> [JOB]: Count the lines in the items below that contain the string "axis". Matching is case-sensitive; output the count alone.
#### DATA IN THIS EXERCISE ####
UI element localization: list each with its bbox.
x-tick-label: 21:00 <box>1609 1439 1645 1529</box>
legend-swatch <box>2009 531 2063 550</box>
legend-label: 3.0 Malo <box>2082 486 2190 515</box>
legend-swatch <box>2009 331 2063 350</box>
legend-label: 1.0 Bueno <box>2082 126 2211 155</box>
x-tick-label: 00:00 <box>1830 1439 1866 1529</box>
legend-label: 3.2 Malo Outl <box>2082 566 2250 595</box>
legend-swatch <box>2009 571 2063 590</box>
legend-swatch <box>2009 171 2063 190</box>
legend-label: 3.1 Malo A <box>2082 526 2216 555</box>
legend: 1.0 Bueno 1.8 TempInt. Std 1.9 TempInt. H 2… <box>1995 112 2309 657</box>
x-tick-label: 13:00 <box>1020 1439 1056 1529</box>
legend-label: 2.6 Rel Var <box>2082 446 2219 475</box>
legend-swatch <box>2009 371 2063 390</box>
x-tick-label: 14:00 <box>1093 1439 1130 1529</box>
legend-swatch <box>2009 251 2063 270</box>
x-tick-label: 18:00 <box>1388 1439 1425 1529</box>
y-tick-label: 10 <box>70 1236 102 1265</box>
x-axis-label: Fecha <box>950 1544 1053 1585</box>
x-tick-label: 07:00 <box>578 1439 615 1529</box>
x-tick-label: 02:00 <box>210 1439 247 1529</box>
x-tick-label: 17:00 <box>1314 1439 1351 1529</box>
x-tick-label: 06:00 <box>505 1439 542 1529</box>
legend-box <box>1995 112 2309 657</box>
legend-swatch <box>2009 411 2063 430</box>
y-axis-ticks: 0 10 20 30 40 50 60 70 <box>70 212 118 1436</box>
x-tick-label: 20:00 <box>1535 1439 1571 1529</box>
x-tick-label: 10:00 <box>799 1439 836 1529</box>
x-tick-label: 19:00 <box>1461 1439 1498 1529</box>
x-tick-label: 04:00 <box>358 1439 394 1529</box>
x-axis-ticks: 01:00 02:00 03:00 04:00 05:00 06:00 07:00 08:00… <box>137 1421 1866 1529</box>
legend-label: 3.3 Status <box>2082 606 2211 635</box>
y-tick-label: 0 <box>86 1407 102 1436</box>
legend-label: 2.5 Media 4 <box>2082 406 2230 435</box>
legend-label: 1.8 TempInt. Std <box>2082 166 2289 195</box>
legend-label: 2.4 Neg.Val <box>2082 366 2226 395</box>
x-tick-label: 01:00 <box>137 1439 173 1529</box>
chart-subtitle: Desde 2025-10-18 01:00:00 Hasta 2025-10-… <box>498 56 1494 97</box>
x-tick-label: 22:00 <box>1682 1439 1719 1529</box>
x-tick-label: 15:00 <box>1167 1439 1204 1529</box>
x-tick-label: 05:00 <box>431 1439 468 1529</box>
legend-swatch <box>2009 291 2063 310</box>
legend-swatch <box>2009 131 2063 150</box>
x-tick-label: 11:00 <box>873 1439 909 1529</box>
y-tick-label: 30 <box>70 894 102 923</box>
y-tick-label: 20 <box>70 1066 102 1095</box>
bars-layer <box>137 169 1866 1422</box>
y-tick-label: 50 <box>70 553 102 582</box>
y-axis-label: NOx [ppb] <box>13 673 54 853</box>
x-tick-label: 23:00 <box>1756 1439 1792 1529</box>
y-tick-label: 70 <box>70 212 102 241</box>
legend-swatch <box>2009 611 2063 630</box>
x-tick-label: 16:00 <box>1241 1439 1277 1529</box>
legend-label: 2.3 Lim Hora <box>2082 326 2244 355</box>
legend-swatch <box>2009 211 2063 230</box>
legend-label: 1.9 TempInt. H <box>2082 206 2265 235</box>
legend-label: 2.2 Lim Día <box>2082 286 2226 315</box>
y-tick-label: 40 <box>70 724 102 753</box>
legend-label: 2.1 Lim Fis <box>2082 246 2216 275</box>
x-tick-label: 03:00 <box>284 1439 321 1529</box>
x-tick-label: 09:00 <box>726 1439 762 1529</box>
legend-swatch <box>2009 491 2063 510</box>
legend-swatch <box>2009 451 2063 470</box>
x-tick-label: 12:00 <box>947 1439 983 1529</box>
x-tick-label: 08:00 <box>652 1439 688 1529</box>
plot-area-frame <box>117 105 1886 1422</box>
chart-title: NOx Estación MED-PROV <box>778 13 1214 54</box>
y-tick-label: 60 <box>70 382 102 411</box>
####
> [CORRECT OUTPUT]: 4